* DO THIS *
Copy all lines below exactly as written. Leave pictures out.

* EXTRACTED DATA *
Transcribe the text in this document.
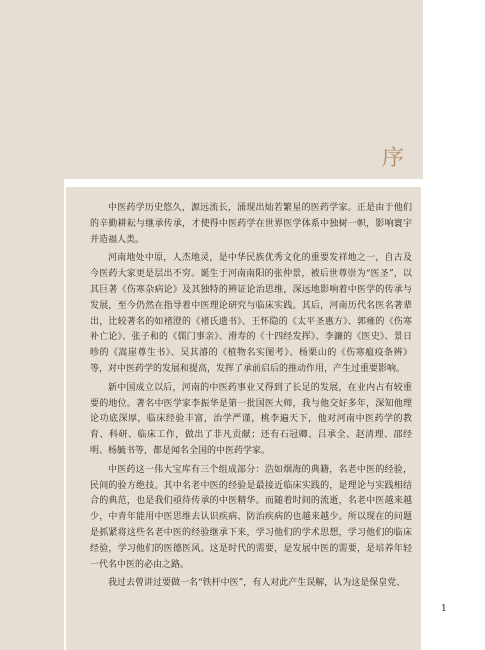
序

中医药学历史悠久，源远流长，涌现出灿若繁星的医药学家。正是由于他们的辛勤耕耘与继承传承，才使得中医药学在世界医学体系中独树一帜，影响寰宇并造福人类。

河南地处中原，人杰地灵，是中华民族优秀文化的重要发祥地之一，自古及今医药大家更是层出不穷。诞生于河南南阳的张仲景，被后世尊崇为“医圣”，以其巨著《伤寒杂病论》及其独特的辨证论治思维，深远地影响着中医学的传承与发展，至今仍然在指导着中医理论研究与临床实践。其后，河南历代名医名著辈出，比较著名的如褚澄的《褚氏遗书》、王怀隐的《太平圣惠方》、郭雍的《伤寒补亡论》、张子和的《儒门事亲》、滑寿的《十四经发挥》、李濂的《医史》、景日昣的《嵩崖尊生书》、吴其濬的《植物名实图考》、杨栗山的《伤寒瘟疫条辨》等，对中医药学的发展和提高，发挥了承前启后的推动作用，产生过重要影响。

新中国成立以后，河南的中医药事业又得到了长足的发展，在业内占有较重要的地位。著名中医学家李振华是第一批国医大师，我与他交好多年，深知他理论功底深厚，临床经验丰富，治学严谨，桃李遍天下，他对河南中医药学的教育、科研、临床工作，做出了非凡贡献；还有石冠卿、吕承全、赵清理、邵经明、杨毓书等，都是闻名全国的中医药学家。

中医药这一伟大宝库有三个组成部分：浩如烟海的典籍，名老中医的经验，民间的验方绝技。其中名老中医的经验是最接近临床实践的，是理论与实践相结合的典范，也是我们亟待传承的中医精华。而随着时间的流逝，名老中医越来越少，中青年能用中医思维去认识疾病、防治疾病的也越来越少。所以现在的问题是抓紧将这些名老中医的经验继承下来，学习他们的学术思想，学习他们的临床经验，学习他们的医德医风。这是时代的需要，是发展中医的需要，是培养年轻一代名中医的必由之路。

我过去曾讲过要做一名“铁杆中医”，有人对此产生误解，认为这是保皇党、

1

* EXPECTED ANSWER *
Transcribe the text in this document.
序

中医药学历史悠久，源远流长，涌现出灿若繁星的医药学家。正是由于他们的辛勤耕耘与继承传承，才使得中医药学在世界医学体系中独树一帜，影响寰宇并造福人类。

河南地处中原，人杰地灵，是中华民族优秀文化的重要发祥地之一，自古及今医药大家更是层出不穷。诞生于河南南阳的张仲景，被后世尊崇为“医圣”，以其巨著《伤寒杂病论》及其独特的辨证论治思维，深远地影响着中医学的传承与发展，至今仍然在指导着中医理论研究与临床实践。其后，河南历代名医名著辈出，比较著名的如褚澄的《褚氏遗书》、王怀隐的《太平圣惠方》、郭雍的《伤寒补亡论》、张子和的《儒门事亲》、滑寿的《十四经发挥》、李濂的《医史》、景日昣的《嵩崖尊生书》、吴其濬的《植物名实图考》、杨栗山的《伤寒瘟疫条辨》等，对中医药学的发展和提高，发挥了承前启后的推动作用，产生过重要影响。

新中国成立以后，河南的中医药事业又得到了长足的发展，在业内占有较重要的地位。著名中医学家李振华是第一批国医大师，我与他交好多年，深知他理论功底深厚，临床经验丰富，治学严谨，桃李遍天下，他对河南中医药学的教育、科研、临床工作，做出了非凡贡献；还有石冠卿、吕承全、赵清理、邵经明、杨毓书等，都是闻名全国的中医药学家。

中医药这一伟大宝库有三个组成部分：浩如烟海的典籍，名老中医的经验，民间的验方绝技。其中名老中医的经验是最接近临床实践的，是理论与实践相结合的典范，也是我们亟待传承的中医精华。而随着时间的流逝，名老中医越来越少，中青年能用中医思维去认识疾病、防治疾病的也越来越少。所以现在的问题是抓紧将这些名老中医的经验继承下来，学习他们的学术思想，学习他们的临床经验，学习他们的医德医风。这是时代的需要，是发展中医的需要，是培养年轻一代名中医的必由之路。

我过去曾讲过要做一名“铁杆中医”，有人对此产生误解，认为这是保皇党、

1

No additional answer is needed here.